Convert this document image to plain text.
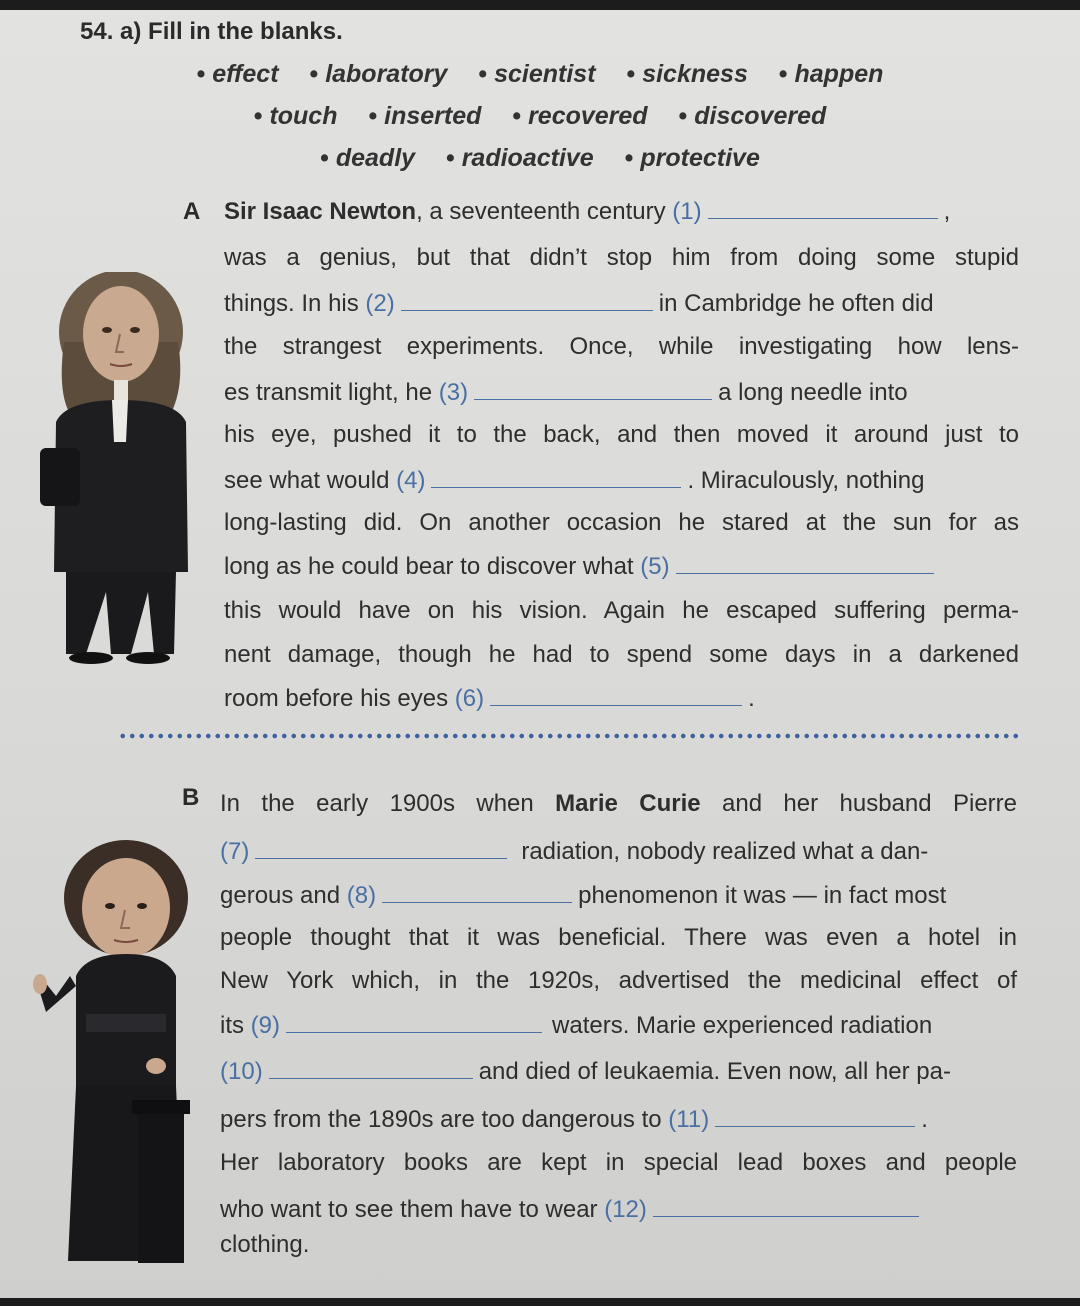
54. a) Fill in the blanks.
• effect • laboratory • scientist • sickness • happen
• touch • inserted • recovered • discovered
• deadly • radioactive • protective
A Sir Isaac Newton, a seventeenth century (1)	,
was a genius, but that didn’t stop him from doing some stupid
things. In his (2)	in Cambridge he often did
the strangest experiments. Once, while investigating how lens-
es transmit light, he (3)	a long needle into
his eye, pushed it to the back, and then moved it around just to
see what would (4)	. Miraculously, nothing
long-lasting did. On another occasion he stared at the sun for as
long as he could bear to discover what (5)
this would have on his vision. Again he escaped suffering perma-
nent damage, though he had to spend some days in a darkened
room before his eyes (6)	.
B In the early 1900s when Marie Curie and her husband Pierre
(7)	radiation, nobody realized what a dan-
gerous and (8)	phenomenon it was — in fact most
people thought that it was beneficial. There was even a hotel in
New York which, in the 1920s, advertised the medicinal effect of
its (9)	waters. Marie experienced radiation
(10)	and died of leukaemia. Even now, all her pa-
pers from the 1890s are too dangerous to (11)	.
Her laboratory books are kept in special lead boxes and people
who want to see them have to wear (12)
clothing.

━━━━━━━━━━━━━━━━━━━━━━━━━━━━━━

--- Written exercise ---
Omit the pictures, then quote the rest of the material above exactly.

--- Exercise response ---
Convert this document image to plain text.
54. a) Fill in the blanks.
• effect • laboratory • scientist • sickness • happen
• touch • inserted • recovered • discovered
• deadly • radioactive • protective
A Sir Isaac Newton, a seventeenth century (1)	,
was a genius, but that didn’t stop him from doing some stupid
things. In his (2)	in Cambridge he often did
the strangest experiments. Once, while investigating how lens-
es transmit light, he (3)	a long needle into
his eye, pushed it to the back, and then moved it around just to
see what would (4)	. Miraculously, nothing
long-lasting did. On another occasion he stared at the sun for as
long as he could bear to discover what (5)
this would have on his vision. Again he escaped suffering perma-
nent damage, though he had to spend some days in a darkened
room before his eyes (6)	.
B In the early 1900s when Marie Curie and her husband Pierre
(7)	radiation, nobody realized what a dan-
gerous and (8)	phenomenon it was — in fact most
people thought that it was beneficial. There was even a hotel in
New York which, in the 1920s, advertised the medicinal effect of
its (9)	waters. Marie experienced radiation
(10)	and died of leukaemia. Even now, all her pa-
pers from the 1890s are too dangerous to (11)	.
Her laboratory books are kept in special lead boxes and people
who want to see them have to wear (12)
clothing.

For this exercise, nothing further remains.